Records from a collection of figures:
____
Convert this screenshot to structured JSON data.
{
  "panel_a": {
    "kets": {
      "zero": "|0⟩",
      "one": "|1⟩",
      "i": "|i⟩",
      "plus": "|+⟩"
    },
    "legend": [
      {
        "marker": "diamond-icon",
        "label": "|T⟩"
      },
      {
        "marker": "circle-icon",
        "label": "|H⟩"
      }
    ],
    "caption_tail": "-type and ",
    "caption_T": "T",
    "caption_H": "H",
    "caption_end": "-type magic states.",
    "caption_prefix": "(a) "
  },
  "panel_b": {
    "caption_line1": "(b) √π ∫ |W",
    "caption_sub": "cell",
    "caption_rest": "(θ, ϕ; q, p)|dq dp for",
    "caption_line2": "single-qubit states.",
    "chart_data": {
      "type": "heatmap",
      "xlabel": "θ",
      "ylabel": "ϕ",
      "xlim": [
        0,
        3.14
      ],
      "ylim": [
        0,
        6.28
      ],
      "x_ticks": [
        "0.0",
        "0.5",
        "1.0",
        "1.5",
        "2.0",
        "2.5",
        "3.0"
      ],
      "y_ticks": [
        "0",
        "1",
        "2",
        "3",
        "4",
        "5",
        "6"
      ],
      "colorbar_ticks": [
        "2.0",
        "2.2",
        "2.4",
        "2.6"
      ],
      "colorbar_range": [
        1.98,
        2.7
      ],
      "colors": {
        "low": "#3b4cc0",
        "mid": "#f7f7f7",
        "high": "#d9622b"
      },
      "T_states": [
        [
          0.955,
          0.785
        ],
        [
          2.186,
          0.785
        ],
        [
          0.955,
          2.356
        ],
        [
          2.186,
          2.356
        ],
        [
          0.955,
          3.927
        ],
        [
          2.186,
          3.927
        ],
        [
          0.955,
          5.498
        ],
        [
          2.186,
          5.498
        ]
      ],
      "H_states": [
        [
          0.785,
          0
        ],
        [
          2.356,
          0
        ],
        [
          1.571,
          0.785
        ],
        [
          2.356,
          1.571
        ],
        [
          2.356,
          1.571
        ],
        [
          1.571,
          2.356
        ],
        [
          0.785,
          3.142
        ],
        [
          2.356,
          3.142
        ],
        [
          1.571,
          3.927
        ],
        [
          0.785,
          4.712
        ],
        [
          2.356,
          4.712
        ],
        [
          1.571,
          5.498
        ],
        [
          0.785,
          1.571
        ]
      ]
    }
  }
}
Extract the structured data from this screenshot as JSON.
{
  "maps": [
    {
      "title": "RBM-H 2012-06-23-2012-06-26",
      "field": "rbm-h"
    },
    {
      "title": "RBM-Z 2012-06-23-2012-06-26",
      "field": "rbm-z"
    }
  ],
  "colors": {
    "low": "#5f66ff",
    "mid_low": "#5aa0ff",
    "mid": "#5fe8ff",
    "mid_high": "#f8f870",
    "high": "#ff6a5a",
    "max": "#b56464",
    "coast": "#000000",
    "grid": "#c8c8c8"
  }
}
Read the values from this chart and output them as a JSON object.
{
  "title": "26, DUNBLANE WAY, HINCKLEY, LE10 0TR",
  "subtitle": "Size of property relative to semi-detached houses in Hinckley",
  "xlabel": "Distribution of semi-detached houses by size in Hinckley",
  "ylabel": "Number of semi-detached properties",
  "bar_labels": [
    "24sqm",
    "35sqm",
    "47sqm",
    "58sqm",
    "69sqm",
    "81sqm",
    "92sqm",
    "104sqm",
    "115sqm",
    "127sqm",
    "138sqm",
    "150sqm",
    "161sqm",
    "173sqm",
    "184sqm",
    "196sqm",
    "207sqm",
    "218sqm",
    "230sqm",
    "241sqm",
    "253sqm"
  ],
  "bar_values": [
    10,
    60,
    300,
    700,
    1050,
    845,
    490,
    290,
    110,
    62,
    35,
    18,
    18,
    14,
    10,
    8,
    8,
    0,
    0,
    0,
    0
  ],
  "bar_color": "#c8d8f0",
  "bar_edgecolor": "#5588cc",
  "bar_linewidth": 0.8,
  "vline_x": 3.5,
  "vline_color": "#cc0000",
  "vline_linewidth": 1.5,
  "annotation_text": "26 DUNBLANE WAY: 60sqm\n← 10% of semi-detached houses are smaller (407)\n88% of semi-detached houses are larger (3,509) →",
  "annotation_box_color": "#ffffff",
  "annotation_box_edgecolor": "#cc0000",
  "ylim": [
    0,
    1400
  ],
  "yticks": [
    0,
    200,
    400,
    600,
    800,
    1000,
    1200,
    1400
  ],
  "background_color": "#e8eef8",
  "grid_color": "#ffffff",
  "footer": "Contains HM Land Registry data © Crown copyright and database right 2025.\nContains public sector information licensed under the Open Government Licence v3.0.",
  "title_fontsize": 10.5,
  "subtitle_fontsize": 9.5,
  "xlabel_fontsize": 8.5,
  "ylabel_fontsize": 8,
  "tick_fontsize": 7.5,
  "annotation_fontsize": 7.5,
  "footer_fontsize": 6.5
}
____
### DIRECTIVE
In the records above, return only the line that contains "Extract the structured" and every line after it through the last, exactly as they appear.

### THE REPLY
Extract the structured data from this screenshot as JSON.
{
  "maps": [
    {
      "title": "RBM-H 2012-06-23-2012-06-26",
      "field": "rbm-h"
    },
    {
      "title": "RBM-Z 2012-06-23-2012-06-26",
      "field": "rbm-z"
    }
  ],
  "colors": {
    "low": "#5f66ff",
    "mid_low": "#5aa0ff",
    "mid": "#5fe8ff",
    "mid_high": "#f8f870",
    "high": "#ff6a5a",
    "max": "#b56464",
    "coast": "#000000",
    "grid": "#c8c8c8"
  }
}
Read the values from this chart and output them as a JSON object.
{
  "title": "26, DUNBLANE WAY, HINCKLEY, LE10 0TR",
  "subtitle": "Size of property relative to semi-detached houses in Hinckley",
  "xlabel": "Distribution of semi-detached houses by size in Hinckley",
  "ylabel": "Number of semi-detached properties",
  "bar_labels": [
    "24sqm",
    "35sqm",
    "47sqm",
    "58sqm",
    "69sqm",
    "81sqm",
    "92sqm",
    "104sqm",
    "115sqm",
    "127sqm",
    "138sqm",
    "150sqm",
    "161sqm",
    "173sqm",
    "184sqm",
    "196sqm",
    "207sqm",
    "218sqm",
    "230sqm",
    "241sqm",
    "253sqm"
  ],
  "bar_values": [
    10,
    60,
    300,
    700,
    1050,
    845,
    490,
    290,
    110,
    62,
    35,
    18,
    18,
    14,
    10,
    8,
    8,
    0,
    0,
    0,
    0
  ],
  "bar_color": "#c8d8f0",
  "bar_edgecolor": "#5588cc",
  "bar_linewidth": 0.8,
  "vline_x": 3.5,
  "vline_color": "#cc0000",
  "vline_linewidth": 1.5,
  "annotation_text": "26 DUNBLANE WAY: 60sqm\n← 10% of semi-detached houses are smaller (407)\n88% of semi-detached houses are larger (3,509) →",
  "annotation_box_color": "#ffffff",
  "annotation_box_edgecolor": "#cc0000",
  "ylim": [
    0,
    1400
  ],
  "yticks": [
    0,
    200,
    400,
    600,
    800,
    1000,
    1200,
    1400
  ],
  "background_color": "#e8eef8",
  "grid_color": "#ffffff",
  "footer": "Contains HM Land Registry data © Crown copyright and database right 2025.\nContains public sector information licensed under the Open Government Licence v3.0.",
  "title_fontsize": 10.5,
  "subtitle_fontsize": 9.5,
  "xlabel_fontsize": 8.5,
  "ylabel_fontsize": 8,
  "tick_fontsize": 7.5,
  "annotation_fontsize": 7.5,
  "footer_fontsize": 6.5
}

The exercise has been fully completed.